Task to complete: Set down, in full, every record in the block.

Task material:
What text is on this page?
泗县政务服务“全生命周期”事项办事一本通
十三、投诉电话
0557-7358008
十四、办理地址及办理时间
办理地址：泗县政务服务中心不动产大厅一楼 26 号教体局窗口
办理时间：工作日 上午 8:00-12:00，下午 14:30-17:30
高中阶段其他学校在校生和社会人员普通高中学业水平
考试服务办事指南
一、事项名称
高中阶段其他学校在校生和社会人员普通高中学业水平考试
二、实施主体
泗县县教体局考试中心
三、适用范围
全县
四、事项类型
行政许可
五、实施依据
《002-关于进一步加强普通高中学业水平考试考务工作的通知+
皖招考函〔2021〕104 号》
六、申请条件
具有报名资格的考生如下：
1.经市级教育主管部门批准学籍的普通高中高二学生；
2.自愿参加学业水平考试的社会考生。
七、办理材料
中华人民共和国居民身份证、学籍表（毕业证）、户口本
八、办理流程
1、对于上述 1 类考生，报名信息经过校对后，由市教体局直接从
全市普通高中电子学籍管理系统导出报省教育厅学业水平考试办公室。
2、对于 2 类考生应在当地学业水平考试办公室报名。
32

Response to this task:
What text is on this page?
泗县政务服务“全生命周期”事项办事一本通
十三、投诉电话
0557-7358008
十四、办理地址及办理时间
办理地址：泗县政务服务中心不动产大厅一楼 26 号教体局窗口
办理时间：工作日 上午 8:00-12:00，下午 14:30-17:30
高中阶段其他学校在校生和社会人员普通高中学业水平
考试服务办事指南
一、事项名称
高中阶段其他学校在校生和社会人员普通高中学业水平考试
二、实施主体
泗县县教体局考试中心
三、适用范围
全县
四、事项类型
行政许可
五、实施依据
《002-关于进一步加强普通高中学业水平考试考务工作的通知+
皖招考函〔2021〕104 号》
六、申请条件
具有报名资格的考生如下：
1.经市级教育主管部门批准学籍的普通高中高二学生；
2.自愿参加学业水平考试的社会考生。
七、办理材料
中华人民共和国居民身份证、学籍表（毕业证）、户口本
八、办理流程
1、对于上述 1 类考生，报名信息经过校对后，由市教体局直接从
全市普通高中电子学籍管理系统导出报省教育厅学业水平考试办公室。
2、对于 2 类考生应在当地学业水平考试办公室报名。
32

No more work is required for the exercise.